Stored data
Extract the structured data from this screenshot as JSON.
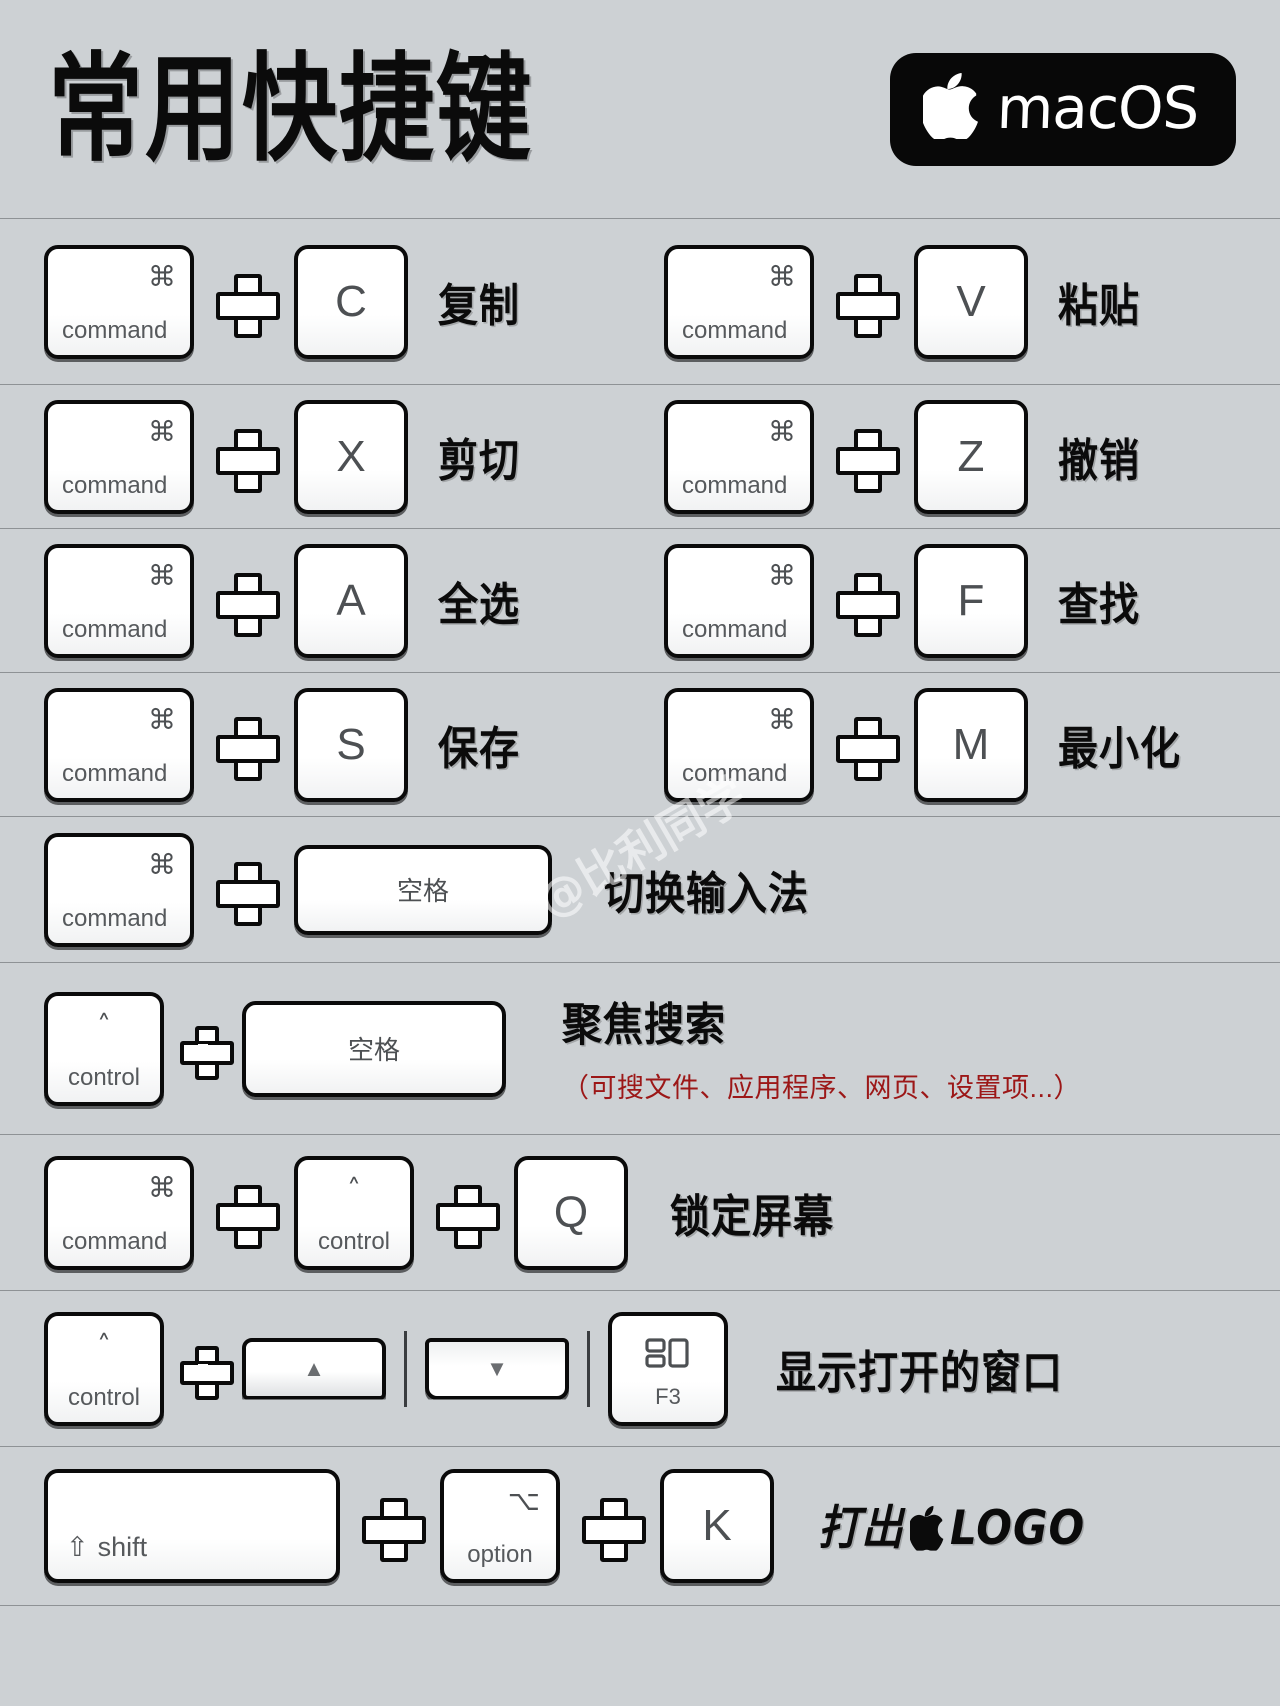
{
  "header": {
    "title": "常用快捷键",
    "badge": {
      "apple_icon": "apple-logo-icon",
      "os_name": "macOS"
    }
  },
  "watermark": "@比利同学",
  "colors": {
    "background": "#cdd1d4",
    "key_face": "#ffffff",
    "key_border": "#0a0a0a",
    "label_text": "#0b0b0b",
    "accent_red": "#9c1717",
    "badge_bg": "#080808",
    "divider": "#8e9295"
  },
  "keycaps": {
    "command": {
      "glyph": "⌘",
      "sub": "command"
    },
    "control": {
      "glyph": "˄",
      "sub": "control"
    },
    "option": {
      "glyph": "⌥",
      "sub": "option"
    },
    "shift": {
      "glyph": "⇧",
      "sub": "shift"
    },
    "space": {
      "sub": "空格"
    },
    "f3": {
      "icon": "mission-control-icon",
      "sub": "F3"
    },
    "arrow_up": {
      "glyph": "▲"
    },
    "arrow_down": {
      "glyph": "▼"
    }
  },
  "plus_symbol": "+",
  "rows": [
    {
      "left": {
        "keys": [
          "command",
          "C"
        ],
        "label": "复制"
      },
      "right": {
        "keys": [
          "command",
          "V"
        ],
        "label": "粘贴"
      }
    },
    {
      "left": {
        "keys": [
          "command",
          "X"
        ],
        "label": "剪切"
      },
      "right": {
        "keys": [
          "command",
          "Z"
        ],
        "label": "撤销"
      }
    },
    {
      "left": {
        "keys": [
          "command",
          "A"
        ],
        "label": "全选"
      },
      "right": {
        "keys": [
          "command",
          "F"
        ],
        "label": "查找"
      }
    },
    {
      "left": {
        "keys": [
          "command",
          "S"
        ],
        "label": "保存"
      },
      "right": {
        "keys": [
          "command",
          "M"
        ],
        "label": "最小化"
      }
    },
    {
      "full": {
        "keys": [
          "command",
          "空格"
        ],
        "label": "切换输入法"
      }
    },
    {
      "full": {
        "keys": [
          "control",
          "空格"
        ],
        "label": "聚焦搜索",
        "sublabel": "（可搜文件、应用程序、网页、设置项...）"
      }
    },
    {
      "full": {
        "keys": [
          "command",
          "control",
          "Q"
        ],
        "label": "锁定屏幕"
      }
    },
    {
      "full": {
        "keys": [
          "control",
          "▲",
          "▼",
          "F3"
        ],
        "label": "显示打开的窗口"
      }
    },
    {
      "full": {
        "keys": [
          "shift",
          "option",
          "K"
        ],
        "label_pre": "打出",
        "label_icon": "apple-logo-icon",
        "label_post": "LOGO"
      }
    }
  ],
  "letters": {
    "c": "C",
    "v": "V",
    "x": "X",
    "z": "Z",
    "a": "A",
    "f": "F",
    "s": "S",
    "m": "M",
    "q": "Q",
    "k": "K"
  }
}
* * *
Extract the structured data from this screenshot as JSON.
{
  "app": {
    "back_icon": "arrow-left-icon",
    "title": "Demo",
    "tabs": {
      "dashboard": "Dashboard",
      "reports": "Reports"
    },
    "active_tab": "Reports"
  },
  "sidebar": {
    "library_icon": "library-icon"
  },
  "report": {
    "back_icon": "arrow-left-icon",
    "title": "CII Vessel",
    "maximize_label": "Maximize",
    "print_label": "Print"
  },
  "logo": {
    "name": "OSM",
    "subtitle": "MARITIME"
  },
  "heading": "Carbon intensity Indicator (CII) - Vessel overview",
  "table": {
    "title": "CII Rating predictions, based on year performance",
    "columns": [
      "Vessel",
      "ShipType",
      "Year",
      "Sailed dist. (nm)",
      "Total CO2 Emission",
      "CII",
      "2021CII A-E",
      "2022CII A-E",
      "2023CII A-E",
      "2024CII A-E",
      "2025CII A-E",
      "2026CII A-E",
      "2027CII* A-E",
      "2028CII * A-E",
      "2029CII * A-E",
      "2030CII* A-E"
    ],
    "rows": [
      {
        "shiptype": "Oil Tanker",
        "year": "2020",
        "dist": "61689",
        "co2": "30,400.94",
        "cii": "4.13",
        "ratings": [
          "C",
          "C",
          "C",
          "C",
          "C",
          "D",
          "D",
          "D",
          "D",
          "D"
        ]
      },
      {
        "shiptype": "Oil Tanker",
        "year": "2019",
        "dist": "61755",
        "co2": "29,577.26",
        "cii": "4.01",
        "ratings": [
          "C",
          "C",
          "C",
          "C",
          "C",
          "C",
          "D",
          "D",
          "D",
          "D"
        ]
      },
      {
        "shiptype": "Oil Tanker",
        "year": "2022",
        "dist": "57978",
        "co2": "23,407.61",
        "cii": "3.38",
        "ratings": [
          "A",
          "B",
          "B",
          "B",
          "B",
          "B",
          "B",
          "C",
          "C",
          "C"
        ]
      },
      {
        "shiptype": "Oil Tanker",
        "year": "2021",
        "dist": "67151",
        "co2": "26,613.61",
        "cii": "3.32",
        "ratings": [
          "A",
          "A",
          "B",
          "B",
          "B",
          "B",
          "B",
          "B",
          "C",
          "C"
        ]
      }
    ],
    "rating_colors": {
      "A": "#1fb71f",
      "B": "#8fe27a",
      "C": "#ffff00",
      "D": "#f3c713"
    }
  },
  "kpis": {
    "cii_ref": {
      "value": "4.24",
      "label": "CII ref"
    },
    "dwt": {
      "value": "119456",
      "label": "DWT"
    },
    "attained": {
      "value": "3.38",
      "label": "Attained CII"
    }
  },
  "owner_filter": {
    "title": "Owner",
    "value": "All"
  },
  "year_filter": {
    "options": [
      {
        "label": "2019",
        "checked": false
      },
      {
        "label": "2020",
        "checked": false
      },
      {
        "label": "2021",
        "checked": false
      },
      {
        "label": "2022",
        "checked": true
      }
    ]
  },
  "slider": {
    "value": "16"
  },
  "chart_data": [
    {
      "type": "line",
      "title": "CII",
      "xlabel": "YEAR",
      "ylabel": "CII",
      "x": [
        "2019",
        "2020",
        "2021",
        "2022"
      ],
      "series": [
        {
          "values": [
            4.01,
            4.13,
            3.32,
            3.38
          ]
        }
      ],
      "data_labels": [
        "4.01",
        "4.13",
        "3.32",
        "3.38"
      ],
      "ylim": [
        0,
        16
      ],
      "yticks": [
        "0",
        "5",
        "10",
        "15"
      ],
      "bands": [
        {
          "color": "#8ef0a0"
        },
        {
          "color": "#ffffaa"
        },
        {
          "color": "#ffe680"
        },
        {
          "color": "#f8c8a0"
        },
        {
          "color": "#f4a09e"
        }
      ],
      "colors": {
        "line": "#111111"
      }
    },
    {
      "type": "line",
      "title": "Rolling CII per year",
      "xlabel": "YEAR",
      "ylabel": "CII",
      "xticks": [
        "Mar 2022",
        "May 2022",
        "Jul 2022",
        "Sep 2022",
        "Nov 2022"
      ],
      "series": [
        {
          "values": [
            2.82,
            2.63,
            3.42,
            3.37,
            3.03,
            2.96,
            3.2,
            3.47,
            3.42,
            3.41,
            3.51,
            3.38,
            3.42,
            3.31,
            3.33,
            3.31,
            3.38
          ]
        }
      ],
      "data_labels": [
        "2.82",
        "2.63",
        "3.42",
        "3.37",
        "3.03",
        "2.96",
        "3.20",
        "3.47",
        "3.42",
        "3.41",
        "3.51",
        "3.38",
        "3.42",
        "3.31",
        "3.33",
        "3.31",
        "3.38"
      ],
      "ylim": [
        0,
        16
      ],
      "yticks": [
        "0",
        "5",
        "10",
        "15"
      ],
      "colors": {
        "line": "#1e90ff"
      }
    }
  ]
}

**Given instruction:** Copy every line of the records above that contains "glyph".

**Reply to the exercise:**
      "glyph": "⌘",
      "glyph": "˄",
      "glyph": "⌥",
      "glyph": "⇧",
      "glyph": "▲"
      "glyph": "▼"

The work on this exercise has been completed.